▶ _书面指令 1_: 照抄这篇讲Flink广播状态的文档中从"Flink Broadcast State"起、到"value 类型即是广播流的元素类型,这个例子里是 Map<String,Object>。"为止(含这一句)的部分。

▶ _文档_:
----
Flink广播状态和Spark广播变量

基本概念

import org.apache.flink.streaming.api.functions.KeyedProcessFunction;
import org.apache.flink.streaming.api.operators.KeyedProcessOperator;

Flink Broadcast State

// 设置广播变量和获取广播变量。
访问 state 前先要定义状态描述符(StateDescriptor). BroadcastState 的状态描述符是 MapStateDescriptor.
MapStateDescriptor 的 value 类型即是广播流的元素类型,这个例子里是 Map<String,Object>。
// 01.数据流
   KeyedStream<Tuple2<String, String>, String> keyedStream  = ……
// 02.广播流
//001.定义mapstatdesc 
    MapStateDescriptor<String, String> testStateDescriptor = new MapStateDescriptor<>("testStat", String.class, TestStat.class);
//002.广播测试数据
 BroadcastStream<String> testBroadcastStream = testInfoLogSource.map(new TestInfoParseFunction())
                                                                        .name("TestInfoParseMap")
                                                                        .broadcast(testStateDescriptor);
//03.连接数据流  数据流.connect(广播流)    
   DataStream<TestResultBean> matchStream = keyedStream.connect(testBroadcastStream)
----
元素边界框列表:
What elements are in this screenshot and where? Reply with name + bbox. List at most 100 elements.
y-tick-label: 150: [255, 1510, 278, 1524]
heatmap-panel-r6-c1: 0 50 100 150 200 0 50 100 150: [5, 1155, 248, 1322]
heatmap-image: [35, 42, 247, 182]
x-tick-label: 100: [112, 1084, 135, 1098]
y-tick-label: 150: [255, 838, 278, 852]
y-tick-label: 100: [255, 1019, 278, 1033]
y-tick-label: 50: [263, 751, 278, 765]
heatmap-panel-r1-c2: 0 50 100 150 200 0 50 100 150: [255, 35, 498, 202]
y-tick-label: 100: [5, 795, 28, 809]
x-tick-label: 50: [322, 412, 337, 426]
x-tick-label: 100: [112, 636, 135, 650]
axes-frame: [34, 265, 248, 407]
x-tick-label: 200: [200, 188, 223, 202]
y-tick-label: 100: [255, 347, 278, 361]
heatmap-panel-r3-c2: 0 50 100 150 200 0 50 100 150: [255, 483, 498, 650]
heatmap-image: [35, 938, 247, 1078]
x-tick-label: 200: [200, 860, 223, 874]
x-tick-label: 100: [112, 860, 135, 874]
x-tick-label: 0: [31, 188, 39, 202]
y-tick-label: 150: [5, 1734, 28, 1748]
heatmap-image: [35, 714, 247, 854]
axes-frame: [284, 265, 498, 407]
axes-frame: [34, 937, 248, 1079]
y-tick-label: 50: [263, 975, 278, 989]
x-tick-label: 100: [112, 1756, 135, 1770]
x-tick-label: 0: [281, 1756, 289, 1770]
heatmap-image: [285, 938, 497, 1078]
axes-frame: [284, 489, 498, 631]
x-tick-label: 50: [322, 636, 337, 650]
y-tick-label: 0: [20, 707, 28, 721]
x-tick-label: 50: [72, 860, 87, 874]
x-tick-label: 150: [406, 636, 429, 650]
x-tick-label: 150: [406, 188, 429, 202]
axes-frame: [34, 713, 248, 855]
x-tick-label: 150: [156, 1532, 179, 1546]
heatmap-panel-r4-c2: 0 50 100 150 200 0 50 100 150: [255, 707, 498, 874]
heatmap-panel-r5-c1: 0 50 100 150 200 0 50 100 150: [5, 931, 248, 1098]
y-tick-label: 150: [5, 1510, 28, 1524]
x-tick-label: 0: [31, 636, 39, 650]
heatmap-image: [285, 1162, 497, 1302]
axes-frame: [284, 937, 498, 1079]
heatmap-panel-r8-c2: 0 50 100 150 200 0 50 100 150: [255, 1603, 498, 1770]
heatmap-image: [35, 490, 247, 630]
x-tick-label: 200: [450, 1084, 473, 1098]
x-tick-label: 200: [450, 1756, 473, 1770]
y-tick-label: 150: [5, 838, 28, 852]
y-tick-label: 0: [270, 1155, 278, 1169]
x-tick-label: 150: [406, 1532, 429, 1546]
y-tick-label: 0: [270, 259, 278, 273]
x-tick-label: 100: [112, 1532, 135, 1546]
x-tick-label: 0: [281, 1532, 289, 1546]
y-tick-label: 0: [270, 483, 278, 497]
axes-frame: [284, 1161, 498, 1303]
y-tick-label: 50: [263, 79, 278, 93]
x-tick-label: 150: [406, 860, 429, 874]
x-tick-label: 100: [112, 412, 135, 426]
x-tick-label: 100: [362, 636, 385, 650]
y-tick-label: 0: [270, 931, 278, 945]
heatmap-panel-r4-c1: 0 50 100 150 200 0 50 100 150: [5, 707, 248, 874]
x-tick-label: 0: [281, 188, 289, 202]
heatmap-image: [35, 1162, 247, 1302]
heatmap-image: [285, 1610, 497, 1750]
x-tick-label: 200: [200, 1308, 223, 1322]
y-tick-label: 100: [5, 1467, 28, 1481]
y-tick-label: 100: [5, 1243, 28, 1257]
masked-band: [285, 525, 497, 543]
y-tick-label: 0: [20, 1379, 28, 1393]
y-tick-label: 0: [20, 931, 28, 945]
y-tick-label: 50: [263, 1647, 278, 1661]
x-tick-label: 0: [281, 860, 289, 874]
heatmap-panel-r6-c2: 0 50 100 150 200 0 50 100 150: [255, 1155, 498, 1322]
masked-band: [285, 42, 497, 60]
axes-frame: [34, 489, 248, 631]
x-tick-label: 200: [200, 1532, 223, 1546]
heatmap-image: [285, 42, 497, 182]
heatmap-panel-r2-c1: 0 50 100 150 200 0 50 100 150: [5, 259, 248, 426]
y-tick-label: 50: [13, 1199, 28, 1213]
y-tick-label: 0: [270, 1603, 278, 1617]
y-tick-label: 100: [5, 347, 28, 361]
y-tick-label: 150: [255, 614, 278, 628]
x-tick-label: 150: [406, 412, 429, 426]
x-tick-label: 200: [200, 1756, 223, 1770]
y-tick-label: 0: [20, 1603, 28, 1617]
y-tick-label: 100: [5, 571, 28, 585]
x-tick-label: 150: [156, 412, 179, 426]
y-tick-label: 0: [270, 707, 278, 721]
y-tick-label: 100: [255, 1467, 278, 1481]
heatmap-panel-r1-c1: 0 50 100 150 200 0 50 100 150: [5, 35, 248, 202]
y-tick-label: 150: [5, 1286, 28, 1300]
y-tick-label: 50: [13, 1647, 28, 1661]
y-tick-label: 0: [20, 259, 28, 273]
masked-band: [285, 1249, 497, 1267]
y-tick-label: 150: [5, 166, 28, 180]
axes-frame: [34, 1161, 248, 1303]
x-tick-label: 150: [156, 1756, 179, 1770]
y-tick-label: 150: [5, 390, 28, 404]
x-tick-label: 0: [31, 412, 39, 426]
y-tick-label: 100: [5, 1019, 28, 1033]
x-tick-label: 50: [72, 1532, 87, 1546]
----
▶ _书面指令 2_: 逐字复述上面列表中从第一行起、到含有"y-tick-label: 0: [270, 483, 278, 497]"的那一行为止(含该行)的各行。

▶ _练习答案 1_:
Flink Broadcast State

// 设置广播变量和获取广播变量。
访问 state 前先要定义状态描述符(StateDescriptor). BroadcastState 的状态描述符是 MapStateDescriptor.
MapStateDescriptor 的 value 类型即是广播流的元素类型,这个例子里是 Map<String,Object>。

▶ _练习答案 2_:
What elements are in this screenshot and where? Reply with name + bbox. List at most 100 elements.
y-tick-label: 150: [255, 1510, 278, 1524]
heatmap-panel-r6-c1: 0 50 100 150 200 0 50 100 150: [5, 1155, 248, 1322]
heatmap-image: [35, 42, 247, 182]
x-tick-label: 100: [112, 1084, 135, 1098]
y-tick-label: 150: [255, 838, 278, 852]
y-tick-label: 100: [255, 1019, 278, 1033]
y-tick-label: 50: [263, 751, 278, 765]
heatmap-panel-r1-c2: 0 50 100 150 200 0 50 100 150: [255, 35, 498, 202]
y-tick-label: 100: [5, 795, 28, 809]
x-tick-label: 50: [322, 412, 337, 426]
x-tick-label: 100: [112, 636, 135, 650]
axes-frame: [34, 265, 248, 407]
x-tick-label: 200: [200, 188, 223, 202]
y-tick-label: 100: [255, 347, 278, 361]
heatmap-panel-r3-c2: 0 50 100 150 200 0 50 100 150: [255, 483, 498, 650]
heatmap-image: [35, 938, 247, 1078]
x-tick-label: 200: [200, 860, 223, 874]
x-tick-label: 100: [112, 860, 135, 874]
x-tick-label: 0: [31, 188, 39, 202]
y-tick-label: 150: [5, 1734, 28, 1748]
heatmap-image: [35, 714, 247, 854]
axes-frame: [284, 265, 498, 407]
axes-frame: [34, 937, 248, 1079]
y-tick-label: 50: [263, 975, 278, 989]
x-tick-label: 100: [112, 1756, 135, 1770]
x-tick-label: 0: [281, 1756, 289, 1770]
heatmap-image: [285, 938, 497, 1078]
axes-frame: [284, 489, 498, 631]
x-tick-label: 50: [322, 636, 337, 650]
y-tick-label: 0: [20, 707, 28, 721]
x-tick-label: 50: [72, 860, 87, 874]
x-tick-label: 150: [406, 636, 429, 650]
x-tick-label: 150: [406, 188, 429, 202]
axes-frame: [34, 713, 248, 855]
x-tick-label: 150: [156, 1532, 179, 1546]
heatmap-panel-r4-c2: 0 50 100 150 200 0 50 100 150: [255, 707, 498, 874]
heatmap-panel-r5-c1: 0 50 100 150 200 0 50 100 150: [5, 931, 248, 1098]
y-tick-label: 150: [5, 1510, 28, 1524]
x-tick-label: 0: [31, 636, 39, 650]
heatmap-image: [285, 1162, 497, 1302]
axes-frame: [284, 937, 498, 1079]
heatmap-panel-r8-c2: 0 50 100 150 200 0 50 100 150: [255, 1603, 498, 1770]
heatmap-image: [35, 490, 247, 630]
x-tick-label: 200: [450, 1084, 473, 1098]
x-tick-label: 200: [450, 1756, 473, 1770]
y-tick-label: 150: [5, 838, 28, 852]
y-tick-label: 0: [270, 1155, 278, 1169]
x-tick-label: 150: [406, 1532, 429, 1546]
y-tick-label: 0: [270, 259, 278, 273]
x-tick-label: 100: [112, 1532, 135, 1546]
x-tick-label: 0: [281, 1532, 289, 1546]
y-tick-label: 0: [270, 483, 278, 497]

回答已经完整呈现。